**Given task:**
Your task is to repeat the lines below exactly, excluding any pictures they contain.

>> START Material provided

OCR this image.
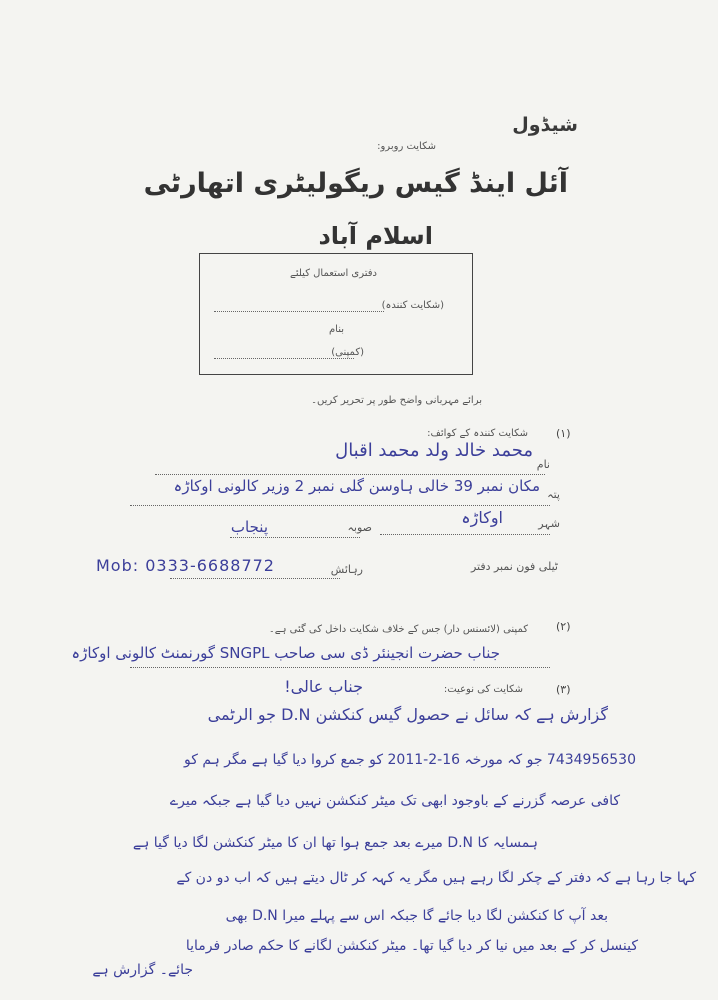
شیڈول
شکایت روبرو:
آئل اینڈ گیس ریگولیٹری اتھارٹی
اسلام آباد
دفتری استعمال کیلئے
(شکایت کنندہ)
بنام
(کمپنی)
برائے مہربانی واضح طور پر تحریر کریں۔
(۱)
شکایت کنندہ کے کوائف:
نام
محمد خالد ولد محمد اقبال
پتہ
مکان نمبر 39 خالی ہاوسن گلی نمبر 2 وزیر کالونی اوکاڑہ
شہر
اوکاڑہ
صوبہ
پنجاب
ٹیلی فون نمبر دفتر
Mob: 0333-6688772	رہائش
(۲)
کمپنی (لائسنس دار) جس کے خلاف شکایت داخل کی گئی ہے۔
جناب حضرت انجینئر ڈی سی صاحب SNGPL گورنمنٹ کالونی اوکاڑہ
(۳)
شکایت کی نوعیت:
جناب عالی!
گزارش ہے کہ سائل نے حصول گیس کنکشن D.N جو الرٹمی
7434956530 جو کہ مورخہ 16-2-2011 کو جمع کروا دیا گیا ہے مگر ہم کو
کافی عرصہ گزرنے کے باوجود ابھی تک میٹر کنکشن نہیں دیا گیا ہے جبکہ میرے
ہمسایہ کا D.N میرے بعد جمع ہوا تھا ان کا میٹر کنکشن لگا دیا گیا ہے
کہا جا رہا ہے کہ دفتر کے چکر لگا رہے ہیں مگر یہ کہہ کر ٹال دیتے ہیں کہ اب دو دن کے
بعد آپ کا کنکشن لگا دیا جائے گا جبکہ اس سے پہلے میرا D.N بھی
کینسل کر کے بعد میں نیا کر دیا گیا تھا۔ میٹر کنکشن لگانے کا حکم صادر فرمایا
جائے۔ گزارش ہے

>> END Material provided

**Finished exercise:**
OCR this image.
شیڈول
شکایت روبرو:
آئل اینڈ گیس ریگولیٹری اتھارٹی
اسلام آباد
دفتری استعمال کیلئے
(شکایت کنندہ)
بنام
(کمپنی)
برائے مہربانی واضح طور پر تحریر کریں۔
(۱)
شکایت کنندہ کے کوائف:
نام
محمد خالد ولد محمد اقبال
پتہ
مکان نمبر 39 خالی ہاوسن گلی نمبر 2 وزیر کالونی اوکاڑہ
شہر
اوکاڑہ
صوبہ
پنجاب
ٹیلی فون نمبر دفتر
Mob: 0333-6688772	رہائش
(۲)
کمپنی (لائسنس دار) جس کے خلاف شکایت داخل کی گئی ہے۔
جناب حضرت انجینئر ڈی سی صاحب SNGPL گورنمنٹ کالونی اوکاڑہ
(۳)
شکایت کی نوعیت:
جناب عالی!
گزارش ہے کہ سائل نے حصول گیس کنکشن D.N جو الرٹمی
7434956530 جو کہ مورخہ 16-2-2011 کو جمع کروا دیا گیا ہے مگر ہم کو
کافی عرصہ گزرنے کے باوجود ابھی تک میٹر کنکشن نہیں دیا گیا ہے جبکہ میرے
ہمسایہ کا D.N میرے بعد جمع ہوا تھا ان کا میٹر کنکشن لگا دیا گیا ہے
کہا جا رہا ہے کہ دفتر کے چکر لگا رہے ہیں مگر یہ کہہ کر ٹال دیتے ہیں کہ اب دو دن کے
بعد آپ کا کنکشن لگا دیا جائے گا جبکہ اس سے پہلے میرا D.N بھی
کینسل کر کے بعد میں نیا کر دیا گیا تھا۔ میٹر کنکشن لگانے کا حکم صادر فرمایا
جائے۔ گزارش ہے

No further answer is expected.